**VORLIEGENDER TEXT:**
==================================================

In Österreich werden weitere Pannen bei den Ermittlungen zu Kujtim F. bekannt, in Deutschland durchsuchen Polizisten die Wohnungen von vier Bekannten des Attentäters.

Von Florian Flade und Cathrin Kahlweit, Wien/München

In Wien folgt derzeit eine Krisensitzung des Innenministeriums und der Polizeibehörden auf die andere. Am Freitagmorgen war nach Recherchen von SZ, NDR und WDR bekannt geworden, dass es eine zweite Ermittlungspanne im Zusammenhang mit dem islamistischen Anschlag vom Montag gegeben hatte. Der Besuch von zwei aus Deutschland stammenden, behördenbekannten und unter Überwachung stehenden Islamisten bei dem späteren Attentäter Kujtim F. war zwar vom österreichischen Verfassungsschutz registriert worden, hatte aber zu keinen weiteren Konsequenzen geführt.

==================================================

**AUSGANGSDATEN:**
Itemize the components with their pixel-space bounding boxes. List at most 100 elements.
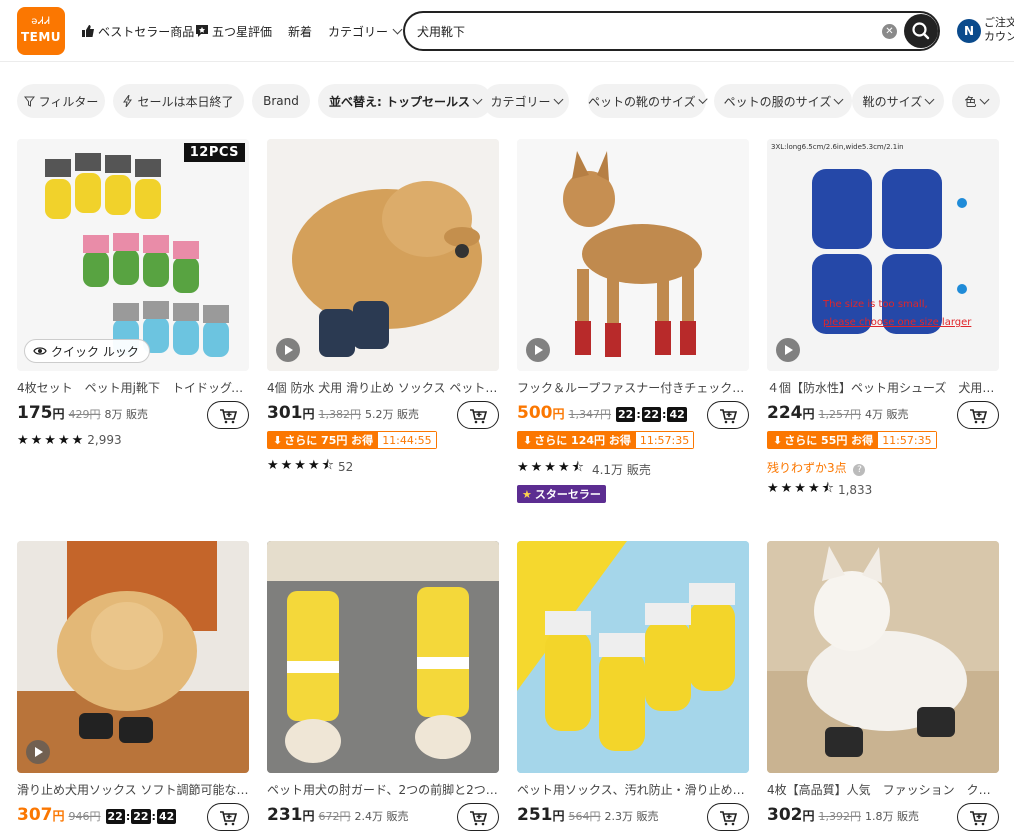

==================================================

**ARBEITSANWEISUNGEN:**
1. Schreiben Sie aus dem Text über die Ermittlungen zu Kujtim F. den Abschnitt von „In Wien folgt“ bis einschließlich „keinen weiteren Konsequenzen geführt.“ wortgetreu ab.
2. Führen Sie den Bericht über die Ermittlungspannen nach dem Anschlag in Wien im Anschluss an seinen letzten Satz weiter.

**GEGEBENE ANTWORTEN:**
1.
In Wien folgt derzeit eine Krisensitzung des Innenministeriums und der Polizeibehörden auf die andere. Am Freitagmorgen war nach Recherchen von SZ, NDR und WDR bekannt geworden, dass es eine zweite Ermittlungspanne im Zusammenhang mit dem islamistischen Anschlag vom Montag gegeben hatte. Der Besuch von zwei aus Deutschland stammenden, behördenbekannten und unter Überwachung stehenden Islamisten bei dem späteren Attentäter Kujtim F. war zwar vom österreichischen Verfassungsschutz registriert worden, hatte aber zu keinen weiteren Konsequenzen geführt.

2.
Etwa zur selben Zeit war F. auch mit einem Komplizen zum Munitionskauf in die Slowakei gefahren, was die slowakischen Behörden nach Wien meldeten; auch das führte offenbar nicht dazu, dass der spätere Täter konsequenter observiert oder gar erneut festgesetzt wurde. Am Freitag trat deshalb der Leiter des Wiener Landesamtes für Verfassungsschutz, Erich Zwettler, zurück. Innenminister Karl Nehammer sagte auf einer Pressekonferenz, es habe "offensichtliche und nicht tolerierbare Fehler in den Ermittlungen" gegeben.

Zwei Moscheen in Wien sollen geschlossen werden

Die Regierung in Wien kündigte außerdem die Schließung zweier radikaler Moscheen an, darunter der Moschee in Ottakring, in welcher der spätere Attentäter radikalisiert worden war. Außerdem sollen Bundes- und Landesverfassungsschutz im Lichte der jüngsten Erkenntnisse noch einmal alle derzeit gelisteten sogenannten Gefährder und Gefährdungseinschätzungen überprüfen. Kujtim F. hatte am Montag bei einem Terroranschlag in der Wiener Innenstadt vier Menschen ermordet und mehr als 20 teils schwer verletzt.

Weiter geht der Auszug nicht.